Direction |
Report the number of lines in the entries below that include the word "menyambut", and nothing else.

Rows |
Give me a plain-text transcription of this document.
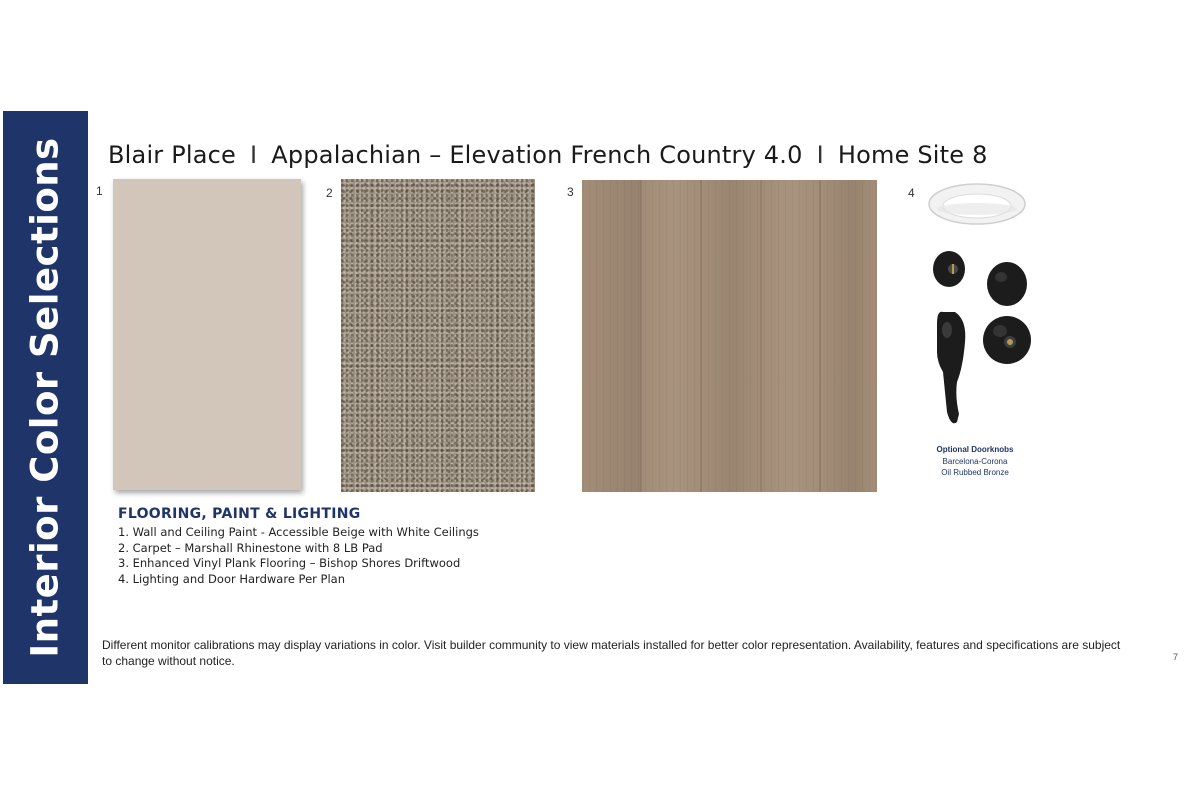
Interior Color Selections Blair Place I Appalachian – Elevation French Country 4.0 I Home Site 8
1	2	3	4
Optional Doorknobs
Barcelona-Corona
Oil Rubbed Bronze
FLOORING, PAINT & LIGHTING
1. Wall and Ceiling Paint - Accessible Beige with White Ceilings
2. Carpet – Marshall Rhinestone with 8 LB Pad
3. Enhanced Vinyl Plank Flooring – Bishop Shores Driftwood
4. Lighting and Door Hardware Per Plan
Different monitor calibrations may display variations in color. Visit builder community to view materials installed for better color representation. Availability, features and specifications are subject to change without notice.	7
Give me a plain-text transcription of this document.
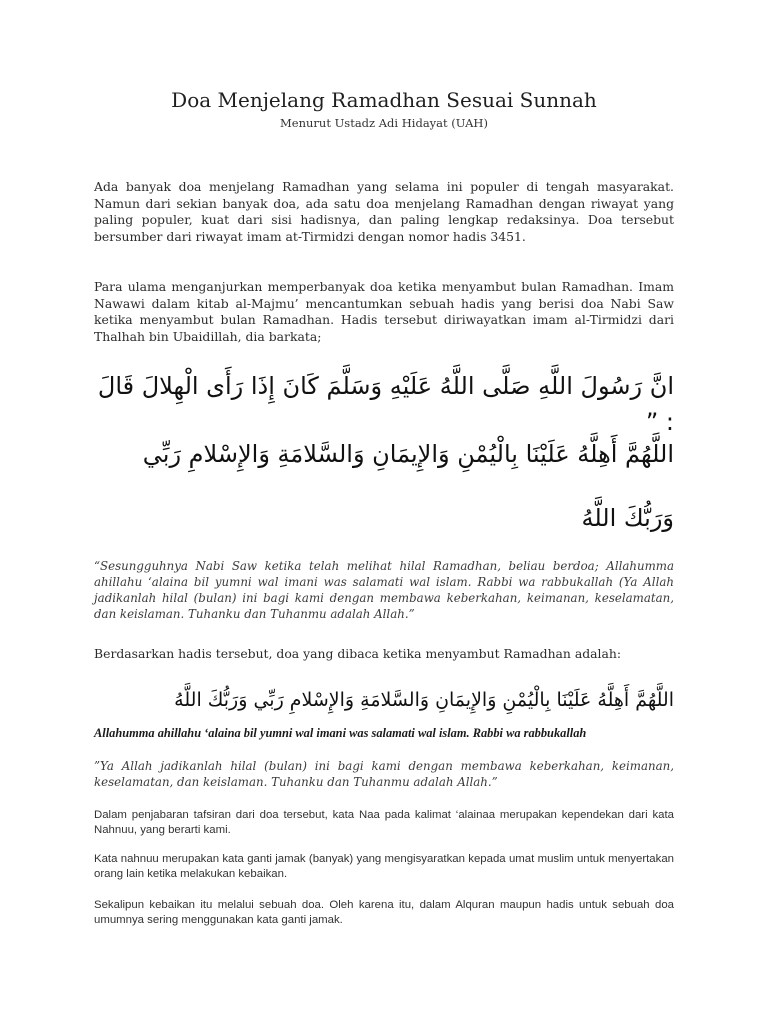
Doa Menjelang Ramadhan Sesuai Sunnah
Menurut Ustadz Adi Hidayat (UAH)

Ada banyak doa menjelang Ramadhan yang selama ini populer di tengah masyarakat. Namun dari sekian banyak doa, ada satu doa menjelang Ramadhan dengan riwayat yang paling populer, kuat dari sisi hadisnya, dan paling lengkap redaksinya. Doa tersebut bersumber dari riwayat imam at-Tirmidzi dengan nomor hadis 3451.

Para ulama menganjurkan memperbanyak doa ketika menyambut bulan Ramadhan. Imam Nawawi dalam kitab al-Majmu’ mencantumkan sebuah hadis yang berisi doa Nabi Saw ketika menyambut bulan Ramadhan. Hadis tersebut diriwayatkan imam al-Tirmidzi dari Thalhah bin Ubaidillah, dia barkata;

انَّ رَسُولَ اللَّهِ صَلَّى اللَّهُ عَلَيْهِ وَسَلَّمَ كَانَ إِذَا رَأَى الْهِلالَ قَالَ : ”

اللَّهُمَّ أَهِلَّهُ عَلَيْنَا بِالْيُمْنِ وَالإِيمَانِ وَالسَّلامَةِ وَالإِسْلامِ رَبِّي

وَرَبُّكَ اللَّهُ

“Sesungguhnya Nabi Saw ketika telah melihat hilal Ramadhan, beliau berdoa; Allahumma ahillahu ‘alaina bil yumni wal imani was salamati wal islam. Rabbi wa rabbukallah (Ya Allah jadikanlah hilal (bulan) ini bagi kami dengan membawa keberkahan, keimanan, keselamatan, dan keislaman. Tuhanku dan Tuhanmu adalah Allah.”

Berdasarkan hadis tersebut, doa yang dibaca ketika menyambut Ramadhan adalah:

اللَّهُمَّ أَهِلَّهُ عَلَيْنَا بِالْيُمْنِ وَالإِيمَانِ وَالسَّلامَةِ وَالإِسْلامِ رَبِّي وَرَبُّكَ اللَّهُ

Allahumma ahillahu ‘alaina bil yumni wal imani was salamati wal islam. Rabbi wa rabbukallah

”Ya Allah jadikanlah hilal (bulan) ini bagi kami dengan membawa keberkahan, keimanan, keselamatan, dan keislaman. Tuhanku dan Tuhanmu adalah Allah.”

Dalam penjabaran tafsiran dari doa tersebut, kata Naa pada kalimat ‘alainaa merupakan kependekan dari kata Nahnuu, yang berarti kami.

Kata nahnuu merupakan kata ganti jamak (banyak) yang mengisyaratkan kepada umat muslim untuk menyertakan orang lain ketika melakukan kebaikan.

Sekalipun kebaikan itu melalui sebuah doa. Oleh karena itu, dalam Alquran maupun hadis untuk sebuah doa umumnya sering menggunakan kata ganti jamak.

...

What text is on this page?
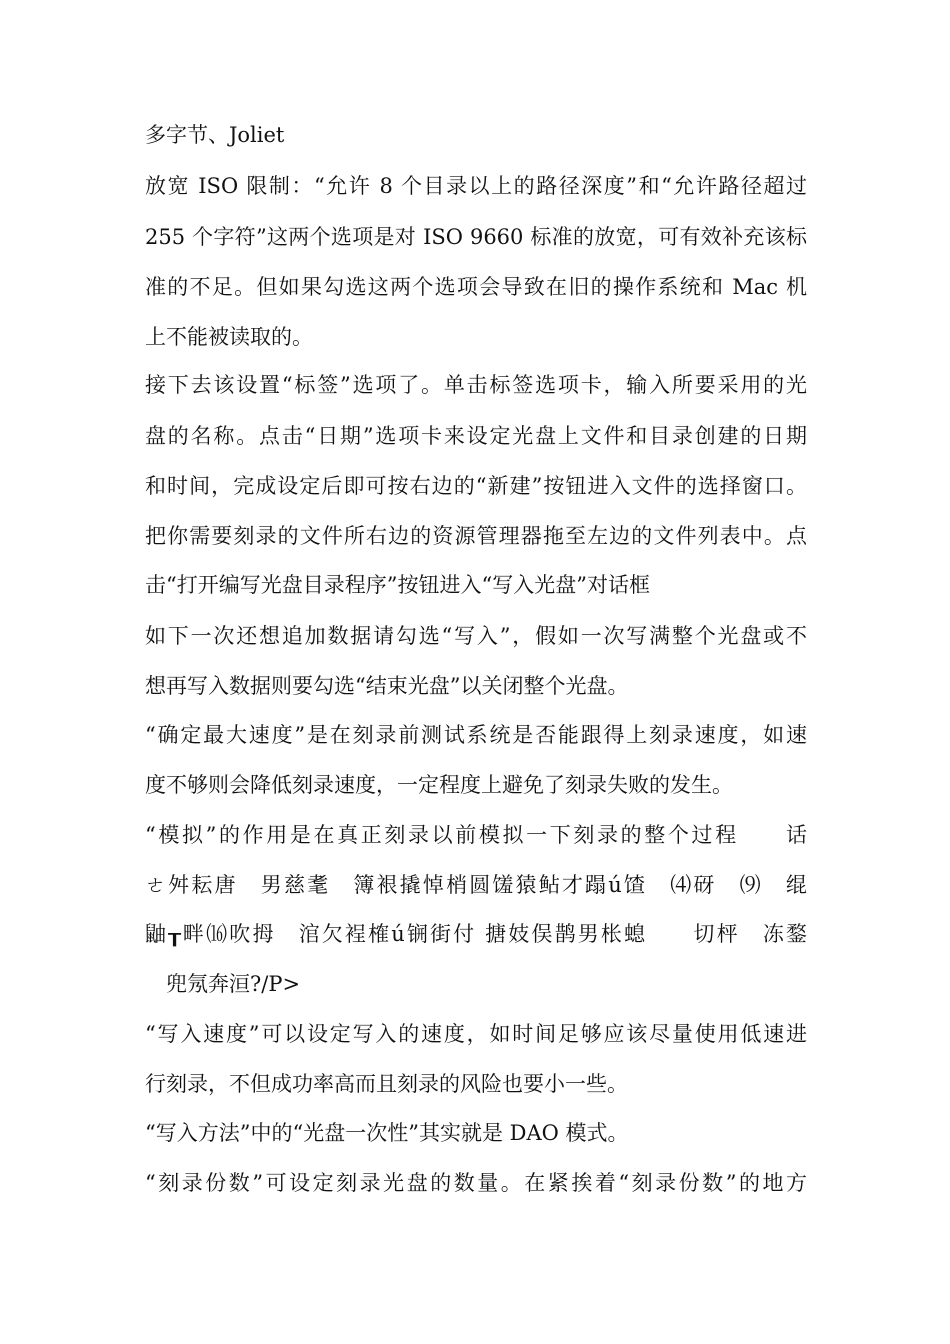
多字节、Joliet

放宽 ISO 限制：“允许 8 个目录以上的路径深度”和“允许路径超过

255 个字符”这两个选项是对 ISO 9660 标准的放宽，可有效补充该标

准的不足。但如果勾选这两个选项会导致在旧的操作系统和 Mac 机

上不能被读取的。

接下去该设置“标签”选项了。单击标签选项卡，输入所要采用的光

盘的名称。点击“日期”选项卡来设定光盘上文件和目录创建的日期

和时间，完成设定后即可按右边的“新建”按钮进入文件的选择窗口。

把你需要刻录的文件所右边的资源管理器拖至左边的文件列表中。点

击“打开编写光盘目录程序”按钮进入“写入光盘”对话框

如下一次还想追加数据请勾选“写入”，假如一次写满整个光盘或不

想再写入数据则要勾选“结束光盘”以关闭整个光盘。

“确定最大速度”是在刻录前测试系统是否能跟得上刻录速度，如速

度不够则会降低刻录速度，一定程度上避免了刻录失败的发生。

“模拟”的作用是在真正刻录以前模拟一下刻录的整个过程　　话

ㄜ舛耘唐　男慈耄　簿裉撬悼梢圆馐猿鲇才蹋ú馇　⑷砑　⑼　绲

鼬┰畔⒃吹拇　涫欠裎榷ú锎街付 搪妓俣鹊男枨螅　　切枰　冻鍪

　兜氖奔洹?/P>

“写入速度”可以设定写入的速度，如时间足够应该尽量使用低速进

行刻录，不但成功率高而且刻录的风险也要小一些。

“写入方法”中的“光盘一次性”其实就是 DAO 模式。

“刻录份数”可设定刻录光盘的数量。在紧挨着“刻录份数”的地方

Response |
2